(Saved entries)
━━━━━━━━━━━━━━━━━━━━

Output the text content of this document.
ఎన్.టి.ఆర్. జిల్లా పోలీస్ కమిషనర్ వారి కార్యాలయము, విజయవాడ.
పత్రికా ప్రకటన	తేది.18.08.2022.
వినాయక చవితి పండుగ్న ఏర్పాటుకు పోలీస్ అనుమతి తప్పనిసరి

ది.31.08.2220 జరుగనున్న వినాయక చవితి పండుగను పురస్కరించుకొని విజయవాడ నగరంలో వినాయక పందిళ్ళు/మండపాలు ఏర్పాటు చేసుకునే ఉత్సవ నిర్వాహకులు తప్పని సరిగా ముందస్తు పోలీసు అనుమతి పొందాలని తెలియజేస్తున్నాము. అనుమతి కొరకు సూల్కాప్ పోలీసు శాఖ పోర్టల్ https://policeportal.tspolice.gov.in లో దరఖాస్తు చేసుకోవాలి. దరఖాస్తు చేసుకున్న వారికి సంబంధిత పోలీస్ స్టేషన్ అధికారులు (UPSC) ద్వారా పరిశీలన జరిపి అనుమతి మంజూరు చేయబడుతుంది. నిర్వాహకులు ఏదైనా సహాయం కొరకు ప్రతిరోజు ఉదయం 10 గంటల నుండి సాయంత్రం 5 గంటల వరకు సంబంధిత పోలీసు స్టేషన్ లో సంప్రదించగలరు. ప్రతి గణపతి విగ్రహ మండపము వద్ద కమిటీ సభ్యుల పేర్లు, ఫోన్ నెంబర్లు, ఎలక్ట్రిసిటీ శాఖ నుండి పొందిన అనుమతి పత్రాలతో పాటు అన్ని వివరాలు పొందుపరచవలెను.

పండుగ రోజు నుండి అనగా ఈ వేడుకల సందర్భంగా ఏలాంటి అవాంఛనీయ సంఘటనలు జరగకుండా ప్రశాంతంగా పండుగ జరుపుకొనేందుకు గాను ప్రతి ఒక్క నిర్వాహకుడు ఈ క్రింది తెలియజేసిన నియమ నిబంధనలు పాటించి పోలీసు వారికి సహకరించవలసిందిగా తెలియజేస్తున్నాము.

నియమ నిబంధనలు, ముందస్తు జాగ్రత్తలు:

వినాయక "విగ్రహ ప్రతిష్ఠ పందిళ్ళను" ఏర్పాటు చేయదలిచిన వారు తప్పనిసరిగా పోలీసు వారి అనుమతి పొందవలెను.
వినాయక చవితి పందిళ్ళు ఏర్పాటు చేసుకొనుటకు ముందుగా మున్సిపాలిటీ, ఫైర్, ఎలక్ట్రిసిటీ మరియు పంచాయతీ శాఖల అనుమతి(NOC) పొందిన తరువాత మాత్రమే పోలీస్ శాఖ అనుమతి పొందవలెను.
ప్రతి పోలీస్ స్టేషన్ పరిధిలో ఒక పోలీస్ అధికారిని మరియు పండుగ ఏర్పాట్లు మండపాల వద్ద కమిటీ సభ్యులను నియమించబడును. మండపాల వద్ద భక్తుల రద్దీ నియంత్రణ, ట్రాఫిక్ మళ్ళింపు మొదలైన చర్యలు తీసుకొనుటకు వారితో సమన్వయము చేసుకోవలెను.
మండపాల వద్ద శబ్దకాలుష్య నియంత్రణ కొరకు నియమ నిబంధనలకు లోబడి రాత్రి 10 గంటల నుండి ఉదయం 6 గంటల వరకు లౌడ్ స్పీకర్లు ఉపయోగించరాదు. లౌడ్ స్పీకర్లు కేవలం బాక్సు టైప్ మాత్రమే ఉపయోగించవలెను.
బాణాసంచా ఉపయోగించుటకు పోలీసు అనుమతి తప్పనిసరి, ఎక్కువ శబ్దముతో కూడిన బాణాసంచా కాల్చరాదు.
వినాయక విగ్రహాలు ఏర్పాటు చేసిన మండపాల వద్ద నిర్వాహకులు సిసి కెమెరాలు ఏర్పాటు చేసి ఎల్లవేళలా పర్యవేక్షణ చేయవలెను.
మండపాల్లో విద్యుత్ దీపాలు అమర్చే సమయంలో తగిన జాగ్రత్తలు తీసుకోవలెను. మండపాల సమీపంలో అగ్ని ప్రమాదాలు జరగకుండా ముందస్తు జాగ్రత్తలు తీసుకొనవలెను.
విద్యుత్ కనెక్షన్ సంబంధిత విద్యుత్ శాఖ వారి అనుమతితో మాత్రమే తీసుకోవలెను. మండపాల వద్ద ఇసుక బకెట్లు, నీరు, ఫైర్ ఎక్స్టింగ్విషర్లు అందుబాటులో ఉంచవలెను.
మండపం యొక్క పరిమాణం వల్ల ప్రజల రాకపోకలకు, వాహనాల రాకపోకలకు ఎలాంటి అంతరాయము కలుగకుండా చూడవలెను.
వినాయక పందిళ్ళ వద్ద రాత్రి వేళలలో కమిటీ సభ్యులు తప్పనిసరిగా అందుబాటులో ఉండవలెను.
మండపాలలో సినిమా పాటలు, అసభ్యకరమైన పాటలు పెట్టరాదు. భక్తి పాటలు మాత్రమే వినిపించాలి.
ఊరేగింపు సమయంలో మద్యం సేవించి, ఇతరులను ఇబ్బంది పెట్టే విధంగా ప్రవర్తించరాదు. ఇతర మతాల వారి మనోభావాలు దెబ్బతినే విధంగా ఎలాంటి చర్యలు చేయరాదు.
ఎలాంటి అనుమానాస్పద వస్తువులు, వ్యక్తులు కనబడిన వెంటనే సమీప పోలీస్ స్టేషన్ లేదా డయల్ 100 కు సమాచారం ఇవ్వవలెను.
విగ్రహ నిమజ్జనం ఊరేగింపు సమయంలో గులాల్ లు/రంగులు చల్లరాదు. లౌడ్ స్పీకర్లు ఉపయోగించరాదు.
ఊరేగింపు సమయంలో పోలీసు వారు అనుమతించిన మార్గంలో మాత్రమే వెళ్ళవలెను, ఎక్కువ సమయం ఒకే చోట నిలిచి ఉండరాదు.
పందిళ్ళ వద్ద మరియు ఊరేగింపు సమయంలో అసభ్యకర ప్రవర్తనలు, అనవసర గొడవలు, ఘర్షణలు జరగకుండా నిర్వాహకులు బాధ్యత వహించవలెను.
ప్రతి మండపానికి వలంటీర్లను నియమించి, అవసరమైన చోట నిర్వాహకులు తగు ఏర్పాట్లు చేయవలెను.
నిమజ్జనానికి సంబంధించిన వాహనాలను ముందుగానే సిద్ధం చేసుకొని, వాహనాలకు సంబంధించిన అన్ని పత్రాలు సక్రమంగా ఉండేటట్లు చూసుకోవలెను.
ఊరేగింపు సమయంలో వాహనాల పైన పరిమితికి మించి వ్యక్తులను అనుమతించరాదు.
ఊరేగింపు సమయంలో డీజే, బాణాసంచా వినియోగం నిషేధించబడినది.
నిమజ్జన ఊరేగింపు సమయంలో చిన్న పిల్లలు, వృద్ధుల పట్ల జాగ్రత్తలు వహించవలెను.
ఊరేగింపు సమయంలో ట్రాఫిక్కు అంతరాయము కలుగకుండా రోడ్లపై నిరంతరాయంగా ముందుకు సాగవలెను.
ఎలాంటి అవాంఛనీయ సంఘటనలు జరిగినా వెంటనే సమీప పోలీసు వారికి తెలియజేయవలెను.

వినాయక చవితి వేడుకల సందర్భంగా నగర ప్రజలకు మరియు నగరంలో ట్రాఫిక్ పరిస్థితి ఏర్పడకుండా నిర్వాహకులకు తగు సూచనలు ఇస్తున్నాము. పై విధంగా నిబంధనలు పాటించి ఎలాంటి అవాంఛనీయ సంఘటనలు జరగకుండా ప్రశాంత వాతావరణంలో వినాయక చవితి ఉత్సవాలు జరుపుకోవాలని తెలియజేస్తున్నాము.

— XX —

━━━━━━━━━━━━━━━━━━━━

## [Work required]
Recopy the whole listing exactly.

## [Expected output]
Output the text content of this document.
ఎన్.టి.ఆర్. జిల్లా పోలీస్ కమిషనర్ వారి కార్యాలయము, విజయవాడ.
పత్రికా ప్రకటన	తేది.18.08.2022.
వినాయక చవితి పండుగ్న ఏర్పాటుకు పోలీస్ అనుమతి తప్పనిసరి

ది.31.08.2220 జరుగనున్న వినాయక చవితి పండుగను పురస్కరించుకొని విజయవాడ నగరంలో వినాయక పందిళ్ళు/మండపాలు ఏర్పాటు చేసుకునే ఉత్సవ నిర్వాహకులు తప్పని సరిగా ముందస్తు పోలీసు అనుమతి పొందాలని తెలియజేస్తున్నాము. అనుమతి కొరకు సూల్కాప్ పోలీసు శాఖ పోర్టల్ https://policeportal.tspolice.gov.in లో దరఖాస్తు చేసుకోవాలి. దరఖాస్తు చేసుకున్న వారికి సంబంధిత పోలీస్ స్టేషన్ అధికారులు (UPSC) ద్వారా పరిశీలన జరిపి అనుమతి మంజూరు చేయబడుతుంది. నిర్వాహకులు ఏదైనా సహాయం కొరకు ప్రతిరోజు ఉదయం 10 గంటల నుండి సాయంత్రం 5 గంటల వరకు సంబంధిత పోలీసు స్టేషన్ లో సంప్రదించగలరు. ప్రతి గణపతి విగ్రహ మండపము వద్ద కమిటీ సభ్యుల పేర్లు, ఫోన్ నెంబర్లు, ఎలక్ట్రిసిటీ శాఖ నుండి పొందిన అనుమతి పత్రాలతో పాటు అన్ని వివరాలు పొందుపరచవలెను.

పండుగ రోజు నుండి అనగా ఈ వేడుకల సందర్భంగా ఏలాంటి అవాంఛనీయ సంఘటనలు జరగకుండా ప్రశాంతంగా పండుగ జరుపుకొనేందుకు గాను ప్రతి ఒక్క నిర్వాహకుడు ఈ క్రింది తెలియజేసిన నియమ నిబంధనలు పాటించి పోలీసు వారికి సహకరించవలసిందిగా తెలియజేస్తున్నాము.

నియమ నిబంధనలు, ముందస్తు జాగ్రత్తలు:

వినాయక "విగ్రహ ప్రతిష్ఠ పందిళ్ళను" ఏర్పాటు చేయదలిచిన వారు తప్పనిసరిగా పోలీసు వారి అనుమతి పొందవలెను.
వినాయక చవితి పందిళ్ళు ఏర్పాటు చేసుకొనుటకు ముందుగా మున్సిపాలిటీ, ఫైర్, ఎలక్ట్రిసిటీ మరియు పంచాయతీ శాఖల అనుమతి(NOC) పొందిన తరువాత మాత్రమే పోలీస్ శాఖ అనుమతి పొందవలెను.
ప్రతి పోలీస్ స్టేషన్ పరిధిలో ఒక పోలీస్ అధికారిని మరియు పండుగ ఏర్పాట్లు మండపాల వద్ద కమిటీ సభ్యులను నియమించబడును. మండపాల వద్ద భక్తుల రద్దీ నియంత్రణ, ట్రాఫిక్ మళ్ళింపు మొదలైన చర్యలు తీసుకొనుటకు వారితో సమన్వయము చేసుకోవలెను.
మండపాల వద్ద శబ్దకాలుష్య నియంత్రణ కొరకు నియమ నిబంధనలకు లోబడి రాత్రి 10 గంటల నుండి ఉదయం 6 గంటల వరకు లౌడ్ స్పీకర్లు ఉపయోగించరాదు. లౌడ్ స్పీకర్లు కేవలం బాక్సు టైప్ మాత్రమే ఉపయోగించవలెను.
బాణాసంచా ఉపయోగించుటకు పోలీసు అనుమతి తప్పనిసరి, ఎక్కువ శబ్దముతో కూడిన బాణాసంచా కాల్చరాదు.
వినాయక విగ్రహాలు ఏర్పాటు చేసిన మండపాల వద్ద నిర్వాహకులు సిసి కెమెరాలు ఏర్పాటు చేసి ఎల్లవేళలా పర్యవేక్షణ చేయవలెను.
మండపాల్లో విద్యుత్ దీపాలు అమర్చే సమయంలో తగిన జాగ్రత్తలు తీసుకోవలెను. మండపాల సమీపంలో అగ్ని ప్రమాదాలు జరగకుండా ముందస్తు జాగ్రత్తలు తీసుకొనవలెను.
విద్యుత్ కనెక్షన్ సంబంధిత విద్యుత్ శాఖ వారి అనుమతితో మాత్రమే తీసుకోవలెను. మండపాల వద్ద ఇసుక బకెట్లు, నీరు, ఫైర్ ఎక్స్టింగ్విషర్లు అందుబాటులో ఉంచవలెను.
మండపం యొక్క పరిమాణం వల్ల ప్రజల రాకపోకలకు, వాహనాల రాకపోకలకు ఎలాంటి అంతరాయము కలుగకుండా చూడవలెను.
వినాయక పందిళ్ళ వద్ద రాత్రి వేళలలో కమిటీ సభ్యులు తప్పనిసరిగా అందుబాటులో ఉండవలెను.
మండపాలలో సినిమా పాటలు, అసభ్యకరమైన పాటలు పెట్టరాదు. భక్తి పాటలు మాత్రమే వినిపించాలి.
ఊరేగింపు సమయంలో మద్యం సేవించి, ఇతరులను ఇబ్బంది పెట్టే విధంగా ప్రవర్తించరాదు. ఇతర మతాల వారి మనోభావాలు దెబ్బతినే విధంగా ఎలాంటి చర్యలు చేయరాదు.
ఎలాంటి అనుమానాస్పద వస్తువులు, వ్యక్తులు కనబడిన వెంటనే సమీప పోలీస్ స్టేషన్ లేదా డయల్ 100 కు సమాచారం ఇవ్వవలెను.
విగ్రహ నిమజ్జనం ఊరేగింపు సమయంలో గులాల్ లు/రంగులు చల్లరాదు. లౌడ్ స్పీకర్లు ఉపయోగించరాదు.
ఊరేగింపు సమయంలో పోలీసు వారు అనుమతించిన మార్గంలో మాత్రమే వెళ్ళవలెను, ఎక్కువ సమయం ఒకే చోట నిలిచి ఉండరాదు.
పందిళ్ళ వద్ద మరియు ఊరేగింపు సమయంలో అసభ్యకర ప్రవర్తనలు, అనవసర గొడవలు, ఘర్షణలు జరగకుండా నిర్వాహకులు బాధ్యత వహించవలెను.
ప్రతి మండపానికి వలంటీర్లను నియమించి, అవసరమైన చోట నిర్వాహకులు తగు ఏర్పాట్లు చేయవలెను.
నిమజ్జనానికి సంబంధించిన వాహనాలను ముందుగానే సిద్ధం చేసుకొని, వాహనాలకు సంబంధించిన అన్ని పత్రాలు సక్రమంగా ఉండేటట్లు చూసుకోవలెను.
ఊరేగింపు సమయంలో వాహనాల పైన పరిమితికి మించి వ్యక్తులను అనుమతించరాదు.
ఊరేగింపు సమయంలో డీజే, బాణాసంచా వినియోగం నిషేధించబడినది.
నిమజ్జన ఊరేగింపు సమయంలో చిన్న పిల్లలు, వృద్ధుల పట్ల జాగ్రత్తలు వహించవలెను.
ఊరేగింపు సమయంలో ట్రాఫిక్కు అంతరాయము కలుగకుండా రోడ్లపై నిరంతరాయంగా ముందుకు సాగవలెను.
ఎలాంటి అవాంఛనీయ సంఘటనలు జరిగినా వెంటనే సమీప పోలీసు వారికి తెలియజేయవలెను.

వినాయక చవితి వేడుకల సందర్భంగా నగర ప్రజలకు మరియు నగరంలో ట్రాఫిక్ పరిస్థితి ఏర్పడకుండా నిర్వాహకులకు తగు సూచనలు ఇస్తున్నాము. పై విధంగా నిబంధనలు పాటించి ఎలాంటి అవాంఛనీయ సంఘటనలు జరగకుండా ప్రశాంత వాతావరణంలో వినాయక చవితి ఉత్సవాలు జరుపుకోవాలని తెలియజేస్తున్నాము.

— XX —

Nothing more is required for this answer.